> Record list:
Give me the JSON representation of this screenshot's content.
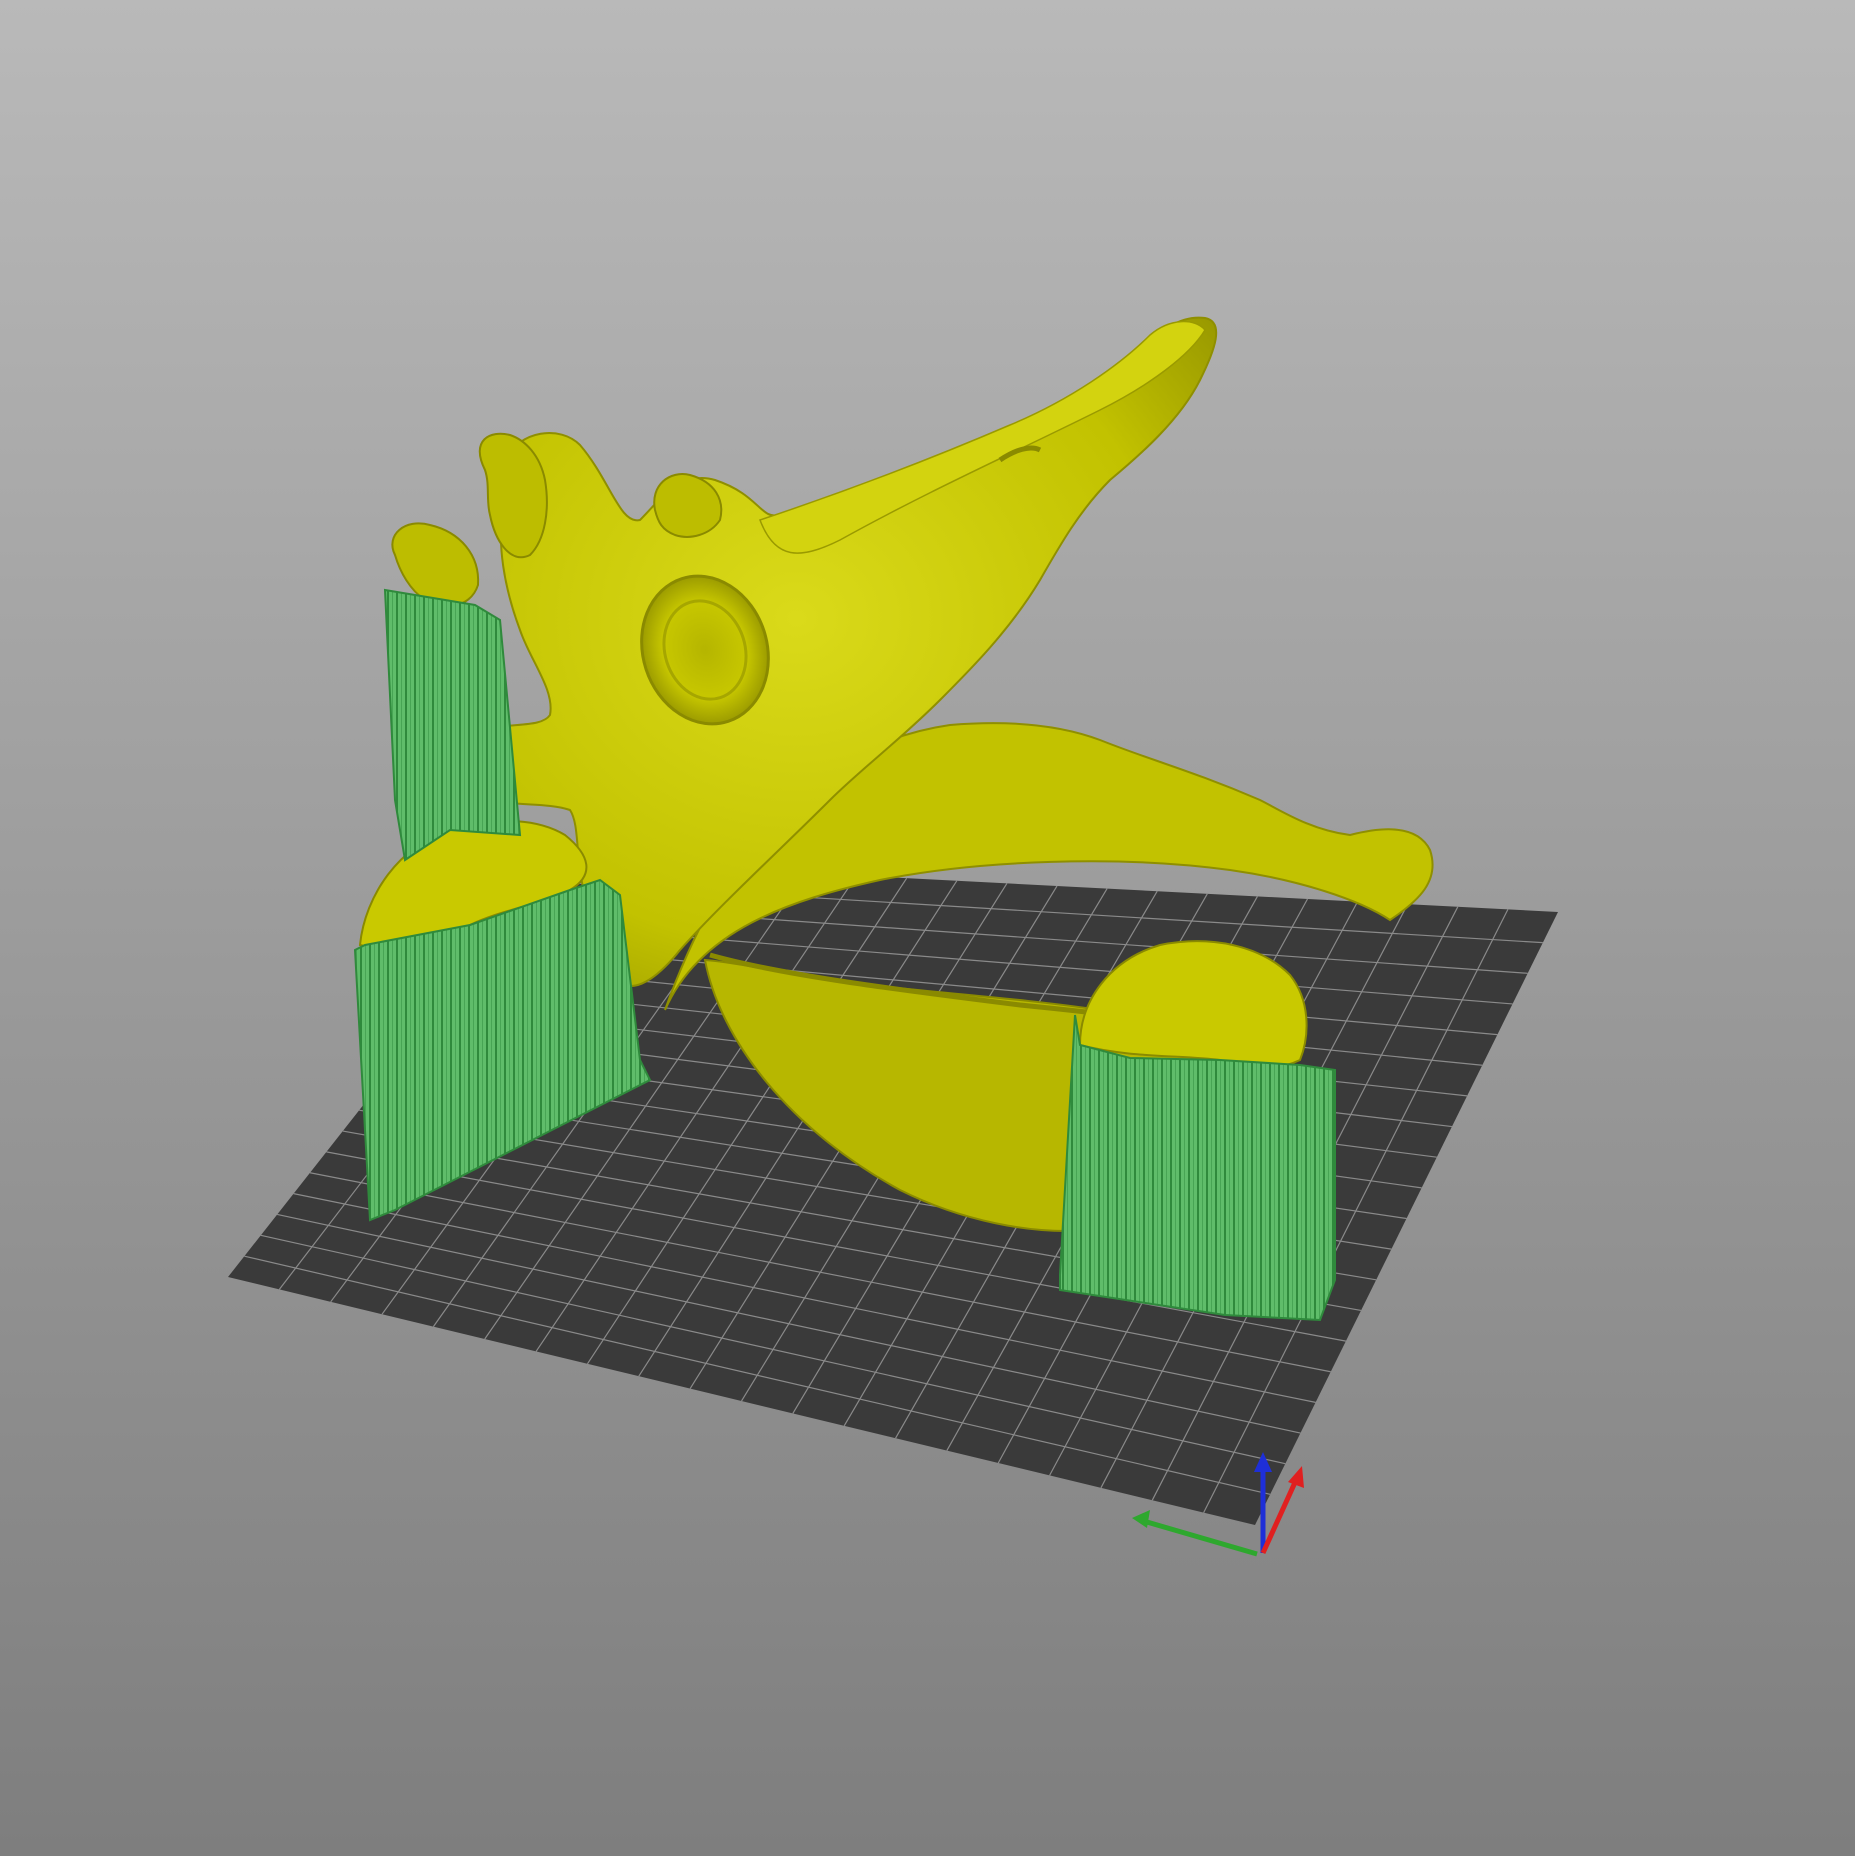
{
  "viewport": {
    "view": "3d-preview",
    "background_top_color": "#b9b9b9",
    "background_bottom_color": "#7e7e7e"
  },
  "build_plate": {
    "color": "#3a3a3a",
    "grid_line_color": "#8a8a8a",
    "grid_divisions": 20
  },
  "model": {
    "kind": "skull",
    "color": "#c7c700",
    "highlight_color": "#e4e13a",
    "shade_color": "#8f8f00"
  },
  "supports": {
    "color": "#5fbd6a",
    "stripe_color": "#2f8a3c",
    "count": 3
  },
  "axes": {
    "x_color": "#2ea82e",
    "y_color": "#e02020",
    "z_color": "#1e2fd8"
  }
}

> Exercise goal: Reproduce the whole listing above word for word, but not its pictures.

> Complete response:
Give me the JSON representation of this screenshot's content.
{
  "viewport": {
    "view": "3d-preview",
    "background_top_color": "#b9b9b9",
    "background_bottom_color": "#7e7e7e"
  },
  "build_plate": {
    "color": "#3a3a3a",
    "grid_line_color": "#8a8a8a",
    "grid_divisions": 20
  },
  "model": {
    "kind": "skull",
    "color": "#c7c700",
    "highlight_color": "#e4e13a",
    "shade_color": "#8f8f00"
  },
  "supports": {
    "color": "#5fbd6a",
    "stripe_color": "#2f8a3c",
    "count": 3
  },
  "axes": {
    "x_color": "#2ea82e",
    "y_color": "#e02020",
    "z_color": "#1e2fd8"
  }
}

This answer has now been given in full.